(Dataset items)
····················

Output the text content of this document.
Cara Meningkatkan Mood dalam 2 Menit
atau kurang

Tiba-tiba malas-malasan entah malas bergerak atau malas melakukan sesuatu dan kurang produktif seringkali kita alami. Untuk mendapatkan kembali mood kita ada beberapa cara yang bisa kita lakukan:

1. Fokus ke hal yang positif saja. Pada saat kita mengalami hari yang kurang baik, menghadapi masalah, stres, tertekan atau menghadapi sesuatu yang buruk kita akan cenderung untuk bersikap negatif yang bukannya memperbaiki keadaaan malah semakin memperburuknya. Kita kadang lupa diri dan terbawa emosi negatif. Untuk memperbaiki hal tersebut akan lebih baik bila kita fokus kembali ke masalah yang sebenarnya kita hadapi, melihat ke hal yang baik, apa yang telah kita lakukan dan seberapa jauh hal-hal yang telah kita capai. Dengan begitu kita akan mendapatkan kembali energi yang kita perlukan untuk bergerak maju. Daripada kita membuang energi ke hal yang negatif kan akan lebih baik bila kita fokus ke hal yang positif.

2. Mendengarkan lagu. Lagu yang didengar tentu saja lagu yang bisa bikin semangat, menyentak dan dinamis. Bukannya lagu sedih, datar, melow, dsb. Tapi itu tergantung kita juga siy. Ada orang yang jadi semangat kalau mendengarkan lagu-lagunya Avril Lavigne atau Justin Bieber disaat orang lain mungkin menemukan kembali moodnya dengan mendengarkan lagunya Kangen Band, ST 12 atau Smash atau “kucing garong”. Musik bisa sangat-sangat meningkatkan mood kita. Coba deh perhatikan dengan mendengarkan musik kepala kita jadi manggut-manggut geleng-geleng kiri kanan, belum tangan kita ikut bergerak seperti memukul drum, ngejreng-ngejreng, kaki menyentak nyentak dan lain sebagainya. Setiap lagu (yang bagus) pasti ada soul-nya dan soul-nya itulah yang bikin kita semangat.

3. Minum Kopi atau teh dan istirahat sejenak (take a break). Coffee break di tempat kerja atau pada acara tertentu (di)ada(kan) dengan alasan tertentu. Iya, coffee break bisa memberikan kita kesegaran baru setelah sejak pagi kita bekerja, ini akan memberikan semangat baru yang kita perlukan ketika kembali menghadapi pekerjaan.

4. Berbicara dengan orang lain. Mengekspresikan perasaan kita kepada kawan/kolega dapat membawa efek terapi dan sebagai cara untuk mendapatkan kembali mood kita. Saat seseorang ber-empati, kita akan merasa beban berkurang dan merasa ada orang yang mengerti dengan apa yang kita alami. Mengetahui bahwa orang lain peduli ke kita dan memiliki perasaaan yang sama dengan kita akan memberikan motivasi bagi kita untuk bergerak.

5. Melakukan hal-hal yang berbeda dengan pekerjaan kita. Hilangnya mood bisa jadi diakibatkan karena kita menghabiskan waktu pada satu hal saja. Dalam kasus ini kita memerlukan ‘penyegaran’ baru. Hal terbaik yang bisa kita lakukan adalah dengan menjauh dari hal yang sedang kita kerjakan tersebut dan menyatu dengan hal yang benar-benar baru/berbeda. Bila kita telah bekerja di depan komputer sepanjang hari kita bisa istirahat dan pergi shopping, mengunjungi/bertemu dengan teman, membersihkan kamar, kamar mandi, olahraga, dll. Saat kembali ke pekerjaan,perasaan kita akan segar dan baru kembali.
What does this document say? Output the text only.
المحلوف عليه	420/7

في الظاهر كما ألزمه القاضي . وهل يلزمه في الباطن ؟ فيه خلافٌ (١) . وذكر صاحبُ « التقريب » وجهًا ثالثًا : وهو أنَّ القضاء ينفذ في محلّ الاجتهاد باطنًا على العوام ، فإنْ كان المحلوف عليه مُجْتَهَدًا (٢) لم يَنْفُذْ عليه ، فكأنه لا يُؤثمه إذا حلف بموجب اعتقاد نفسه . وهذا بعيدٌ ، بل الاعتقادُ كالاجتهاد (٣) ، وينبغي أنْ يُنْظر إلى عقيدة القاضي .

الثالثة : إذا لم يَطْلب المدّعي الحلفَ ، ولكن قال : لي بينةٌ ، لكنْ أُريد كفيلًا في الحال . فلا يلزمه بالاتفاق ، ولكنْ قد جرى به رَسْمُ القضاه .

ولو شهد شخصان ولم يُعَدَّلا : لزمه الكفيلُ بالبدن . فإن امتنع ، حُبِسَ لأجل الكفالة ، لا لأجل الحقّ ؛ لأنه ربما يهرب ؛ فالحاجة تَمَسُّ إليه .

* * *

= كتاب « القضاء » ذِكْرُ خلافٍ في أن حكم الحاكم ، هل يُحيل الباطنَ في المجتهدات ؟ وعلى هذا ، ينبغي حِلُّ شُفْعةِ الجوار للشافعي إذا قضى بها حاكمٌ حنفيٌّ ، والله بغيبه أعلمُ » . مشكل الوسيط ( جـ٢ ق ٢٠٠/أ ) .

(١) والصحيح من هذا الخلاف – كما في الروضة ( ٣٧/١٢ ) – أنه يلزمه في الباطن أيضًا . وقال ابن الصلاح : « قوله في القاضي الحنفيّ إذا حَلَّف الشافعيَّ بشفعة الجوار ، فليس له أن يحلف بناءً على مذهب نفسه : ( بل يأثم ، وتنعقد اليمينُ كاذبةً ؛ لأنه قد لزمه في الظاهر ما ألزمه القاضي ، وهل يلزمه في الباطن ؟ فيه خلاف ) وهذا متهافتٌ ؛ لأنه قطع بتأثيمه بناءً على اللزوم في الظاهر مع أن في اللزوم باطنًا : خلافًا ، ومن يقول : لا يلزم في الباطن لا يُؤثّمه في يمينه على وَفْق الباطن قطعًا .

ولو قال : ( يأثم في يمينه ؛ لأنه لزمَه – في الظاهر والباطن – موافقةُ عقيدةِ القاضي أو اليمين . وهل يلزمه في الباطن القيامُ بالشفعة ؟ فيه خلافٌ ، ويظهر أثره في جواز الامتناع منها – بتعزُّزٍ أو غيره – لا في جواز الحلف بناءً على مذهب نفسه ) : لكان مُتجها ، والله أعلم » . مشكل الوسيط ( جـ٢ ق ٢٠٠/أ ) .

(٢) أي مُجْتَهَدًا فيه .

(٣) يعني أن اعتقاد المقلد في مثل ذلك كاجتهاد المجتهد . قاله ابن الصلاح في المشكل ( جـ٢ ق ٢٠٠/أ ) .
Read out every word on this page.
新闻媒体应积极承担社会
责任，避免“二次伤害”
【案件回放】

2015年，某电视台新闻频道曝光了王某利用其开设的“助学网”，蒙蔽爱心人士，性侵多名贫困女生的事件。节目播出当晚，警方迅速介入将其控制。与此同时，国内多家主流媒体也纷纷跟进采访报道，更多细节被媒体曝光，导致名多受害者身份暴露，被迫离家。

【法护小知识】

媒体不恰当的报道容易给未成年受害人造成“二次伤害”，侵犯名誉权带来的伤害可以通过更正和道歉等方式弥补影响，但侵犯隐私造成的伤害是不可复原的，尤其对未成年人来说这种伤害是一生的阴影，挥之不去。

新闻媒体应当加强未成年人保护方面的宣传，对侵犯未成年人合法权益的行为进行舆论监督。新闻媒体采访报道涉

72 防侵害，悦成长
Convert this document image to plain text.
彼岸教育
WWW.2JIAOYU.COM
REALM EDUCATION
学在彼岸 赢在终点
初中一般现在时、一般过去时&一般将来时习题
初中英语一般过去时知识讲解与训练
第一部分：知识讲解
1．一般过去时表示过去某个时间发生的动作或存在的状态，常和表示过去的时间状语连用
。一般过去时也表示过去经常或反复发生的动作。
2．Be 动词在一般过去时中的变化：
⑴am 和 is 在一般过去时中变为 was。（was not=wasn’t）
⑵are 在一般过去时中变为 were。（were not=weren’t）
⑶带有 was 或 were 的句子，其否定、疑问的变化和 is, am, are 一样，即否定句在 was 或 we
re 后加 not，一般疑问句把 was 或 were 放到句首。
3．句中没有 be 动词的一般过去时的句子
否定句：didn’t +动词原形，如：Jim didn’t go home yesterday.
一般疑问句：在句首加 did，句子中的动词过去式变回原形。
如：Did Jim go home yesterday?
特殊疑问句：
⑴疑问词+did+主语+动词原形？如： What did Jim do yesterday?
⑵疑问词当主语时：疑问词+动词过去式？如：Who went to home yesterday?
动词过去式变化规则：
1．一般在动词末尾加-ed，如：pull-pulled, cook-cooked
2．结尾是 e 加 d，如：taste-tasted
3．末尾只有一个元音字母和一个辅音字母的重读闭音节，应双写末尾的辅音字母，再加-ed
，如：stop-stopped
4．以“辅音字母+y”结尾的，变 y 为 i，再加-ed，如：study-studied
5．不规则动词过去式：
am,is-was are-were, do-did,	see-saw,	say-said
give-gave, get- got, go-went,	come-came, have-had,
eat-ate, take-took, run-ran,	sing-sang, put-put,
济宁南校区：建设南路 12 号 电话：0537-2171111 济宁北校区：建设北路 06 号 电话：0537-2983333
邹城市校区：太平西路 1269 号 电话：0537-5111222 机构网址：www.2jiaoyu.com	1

····················

What needs to be done:
Copy every line from the records above that contains the word "ألزمه".

Solution to the problem:
في الظاهر كما ألزمه القاضي . وهل يلزمه في الباطن ؟ فيه خلافٌ (١) . وذكر صاحبُ « التقريب » وجهًا ثالثًا : وهو أنَّ القضاء ينفذ في محلّ الاجتهاد باطنًا على العوام ، فإنْ كان المحلوف عليه مُجْتَهَدًا (٢) لم يَنْفُذْ عليه ، فكأنه لا يُؤثمه إذا حلف بموجب اعتقاد نفسه . وهذا بعيدٌ ، بل الاعتقادُ كالاجتهاد (٣) ، وينبغي أنْ يُنْظر إلى عقيدة القاضي .
(١) والصحيح من هذا الخلاف – كما في الروضة ( ٣٧/١٢ ) – أنه يلزمه في الباطن أيضًا . وقال ابن الصلاح : « قوله في القاضي الحنفيّ إذا حَلَّف الشافعيَّ بشفعة الجوار ، فليس له أن يحلف بناءً على مذهب نفسه : ( بل يأثم ، وتنعقد اليمينُ كاذبةً ؛ لأنه قد لزمه في الظاهر ما ألزمه القاضي ، وهل يلزمه في الباطن ؟ فيه خلاف ) وهذا متهافتٌ ؛ لأنه قطع بتأثيمه بناءً على اللزوم في الظاهر مع أن في اللزوم باطنًا : خلافًا ، ومن يقول : لا يلزم في الباطن لا يُؤثّمه في يمينه على وَفْق الباطن قطعًا .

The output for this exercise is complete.